| What needs to be done |
Transcribe the listing that follows in full, omitting pictures.

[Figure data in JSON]
(begin)
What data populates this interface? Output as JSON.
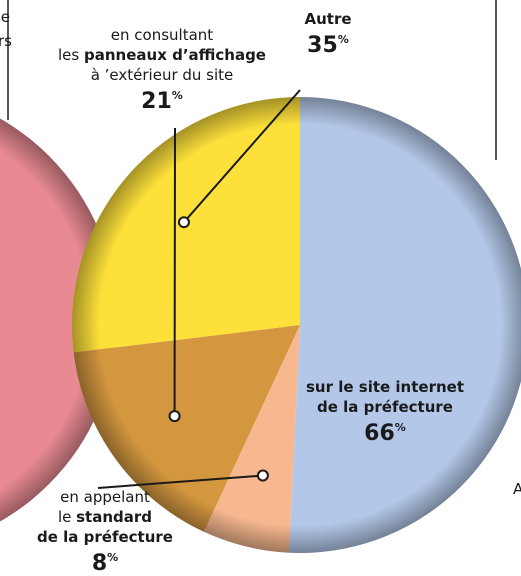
{
  "chart_data": {
    "type": "pie",
    "categories": [
      [
        [
          {
            "text": "sur le site internet",
            "bold": true
          }
        ],
        [
          {
            "text": "de la préfecture",
            "bold": true
          }
        ]
      ],
      [
        [
          {
            "text": "en appelant",
            "bold": false
          }
        ],
        [
          {
            "text": "le ",
            "bold": false
          },
          {
            "text": "standard",
            "bold": true
          }
        ],
        [
          {
            "text": "de la préfecture",
            "bold": true
          }
        ]
      ],
      [
        [
          {
            "text": "en consultant",
            "bold": false
          }
        ],
        [
          {
            "text": "les ",
            "bold": false
          },
          {
            "text": "panneaux d’affichage",
            "bold": true
          }
        ],
        [
          {
            "text": "à ’extérieur du site",
            "bold": false
          }
        ]
      ],
      [
        [
          {
            "text": "Autre",
            "bold": true
          }
        ]
      ]
    ],
    "values": [
      66,
      8,
      21,
      35
    ],
    "unit": "%",
    "colors": [
      "#b3c8e8",
      "#f7b88f",
      "#d4973f",
      "#fde03a"
    ],
    "cropped_text": [
      "e",
      "rs",
      "A"
    ]
  }
}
(end)
| Finished task |
What data populates this interface? Output as JSON.
{
  "chart_data": {
    "type": "pie",
    "categories": [
      [
        [
          {
            "text": "sur le site internet",
            "bold": true
          }
        ],
        [
          {
            "text": "de la préfecture",
            "bold": true
          }
        ]
      ],
      [
        [
          {
            "text": "en appelant",
            "bold": false
          }
        ],
        [
          {
            "text": "le ",
            "bold": false
          },
          {
            "text": "standard",
            "bold": true
          }
        ],
        [
          {
            "text": "de la préfecture",
            "bold": true
          }
        ]
      ],
      [
        [
          {
            "text": "en consultant",
            "bold": false
          }
        ],
        [
          {
            "text": "les ",
            "bold": false
          },
          {
            "text": "panneaux d’affichage",
            "bold": true
          }
        ],
        [
          {
            "text": "à ’extérieur du site",
            "bold": false
          }
        ]
      ],
      [
        [
          {
            "text": "Autre",
            "bold": true
          }
        ]
      ]
    ],
    "values": [
      66,
      8,
      21,
      35
    ],
    "unit": "%",
    "colors": [
      "#b3c8e8",
      "#f7b88f",
      "#d4973f",
      "#fde03a"
    ],
    "cropped_text": [
      "e",
      "rs",
      "A"
    ]
  }
}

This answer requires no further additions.